--- START EXTRACTED INFORMATION ---
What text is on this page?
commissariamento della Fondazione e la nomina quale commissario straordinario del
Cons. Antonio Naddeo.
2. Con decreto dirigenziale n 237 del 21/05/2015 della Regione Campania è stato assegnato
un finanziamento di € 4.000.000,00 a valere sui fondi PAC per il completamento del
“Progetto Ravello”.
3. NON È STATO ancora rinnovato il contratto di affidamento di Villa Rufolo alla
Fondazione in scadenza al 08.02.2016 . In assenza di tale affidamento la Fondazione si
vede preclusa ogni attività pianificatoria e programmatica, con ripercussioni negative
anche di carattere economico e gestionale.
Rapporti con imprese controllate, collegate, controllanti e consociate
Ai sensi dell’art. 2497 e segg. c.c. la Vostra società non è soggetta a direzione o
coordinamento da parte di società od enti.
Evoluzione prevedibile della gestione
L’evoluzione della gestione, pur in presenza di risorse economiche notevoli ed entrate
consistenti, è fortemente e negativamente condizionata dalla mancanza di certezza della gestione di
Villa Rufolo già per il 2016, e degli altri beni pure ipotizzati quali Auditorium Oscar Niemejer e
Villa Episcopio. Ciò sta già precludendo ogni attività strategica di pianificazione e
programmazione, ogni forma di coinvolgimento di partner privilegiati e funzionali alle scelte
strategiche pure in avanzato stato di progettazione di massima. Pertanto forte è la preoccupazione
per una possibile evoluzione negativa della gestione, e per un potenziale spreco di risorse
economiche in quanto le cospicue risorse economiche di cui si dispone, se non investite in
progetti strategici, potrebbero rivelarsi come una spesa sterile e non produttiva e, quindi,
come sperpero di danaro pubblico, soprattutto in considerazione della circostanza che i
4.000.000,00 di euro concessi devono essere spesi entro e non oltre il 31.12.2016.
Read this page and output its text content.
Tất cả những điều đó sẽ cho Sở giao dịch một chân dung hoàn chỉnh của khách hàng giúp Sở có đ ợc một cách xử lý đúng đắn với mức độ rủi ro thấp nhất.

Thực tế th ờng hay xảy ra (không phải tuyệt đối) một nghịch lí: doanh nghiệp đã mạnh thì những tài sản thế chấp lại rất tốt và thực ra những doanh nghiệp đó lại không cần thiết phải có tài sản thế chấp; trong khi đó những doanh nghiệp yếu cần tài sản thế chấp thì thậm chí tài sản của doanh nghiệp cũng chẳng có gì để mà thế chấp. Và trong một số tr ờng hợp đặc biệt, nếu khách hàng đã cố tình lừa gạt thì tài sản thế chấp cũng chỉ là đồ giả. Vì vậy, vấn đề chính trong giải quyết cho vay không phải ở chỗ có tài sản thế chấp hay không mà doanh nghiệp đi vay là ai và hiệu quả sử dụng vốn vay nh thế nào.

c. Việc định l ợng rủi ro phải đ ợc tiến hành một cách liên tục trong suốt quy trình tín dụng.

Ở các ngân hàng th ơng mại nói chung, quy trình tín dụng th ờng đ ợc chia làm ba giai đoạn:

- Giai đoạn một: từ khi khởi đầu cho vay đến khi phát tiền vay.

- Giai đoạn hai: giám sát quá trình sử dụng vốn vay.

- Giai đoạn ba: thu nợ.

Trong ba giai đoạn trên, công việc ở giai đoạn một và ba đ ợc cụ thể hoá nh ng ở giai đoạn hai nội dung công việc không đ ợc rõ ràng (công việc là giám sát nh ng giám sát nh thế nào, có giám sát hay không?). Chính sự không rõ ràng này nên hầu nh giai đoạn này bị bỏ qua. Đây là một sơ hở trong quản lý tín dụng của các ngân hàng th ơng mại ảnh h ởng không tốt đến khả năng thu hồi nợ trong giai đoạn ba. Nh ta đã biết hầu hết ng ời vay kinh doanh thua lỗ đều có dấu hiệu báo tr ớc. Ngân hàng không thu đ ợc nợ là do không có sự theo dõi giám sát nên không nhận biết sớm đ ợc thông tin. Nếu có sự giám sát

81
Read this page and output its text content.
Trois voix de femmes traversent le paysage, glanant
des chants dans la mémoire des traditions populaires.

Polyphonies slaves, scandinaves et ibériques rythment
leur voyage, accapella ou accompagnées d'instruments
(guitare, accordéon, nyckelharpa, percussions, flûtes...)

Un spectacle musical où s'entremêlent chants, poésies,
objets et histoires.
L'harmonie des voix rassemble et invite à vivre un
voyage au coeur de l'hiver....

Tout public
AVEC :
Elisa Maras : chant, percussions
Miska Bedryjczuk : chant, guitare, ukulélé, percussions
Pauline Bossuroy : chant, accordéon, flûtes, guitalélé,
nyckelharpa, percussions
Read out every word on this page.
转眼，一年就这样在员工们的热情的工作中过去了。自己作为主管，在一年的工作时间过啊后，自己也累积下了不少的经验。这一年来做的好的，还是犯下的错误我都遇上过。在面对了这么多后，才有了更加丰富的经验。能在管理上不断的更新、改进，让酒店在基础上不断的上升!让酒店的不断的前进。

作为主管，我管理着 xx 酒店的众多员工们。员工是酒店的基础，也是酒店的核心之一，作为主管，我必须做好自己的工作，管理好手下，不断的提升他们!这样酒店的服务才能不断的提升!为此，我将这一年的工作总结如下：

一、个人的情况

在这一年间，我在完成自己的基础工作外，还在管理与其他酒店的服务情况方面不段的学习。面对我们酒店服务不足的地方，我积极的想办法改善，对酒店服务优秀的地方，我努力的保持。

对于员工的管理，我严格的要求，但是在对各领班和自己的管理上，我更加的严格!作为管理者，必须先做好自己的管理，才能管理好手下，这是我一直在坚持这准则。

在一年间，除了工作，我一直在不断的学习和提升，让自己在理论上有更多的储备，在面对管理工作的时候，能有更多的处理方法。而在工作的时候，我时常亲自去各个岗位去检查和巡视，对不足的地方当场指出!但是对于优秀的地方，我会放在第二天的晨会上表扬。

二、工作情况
--- END EXTRACTED INFORMATION ---
TASK OBJECTIVE. Provide the number of lines in the entries that include "phải", and no other text.

EXERCISE ANSWER. 2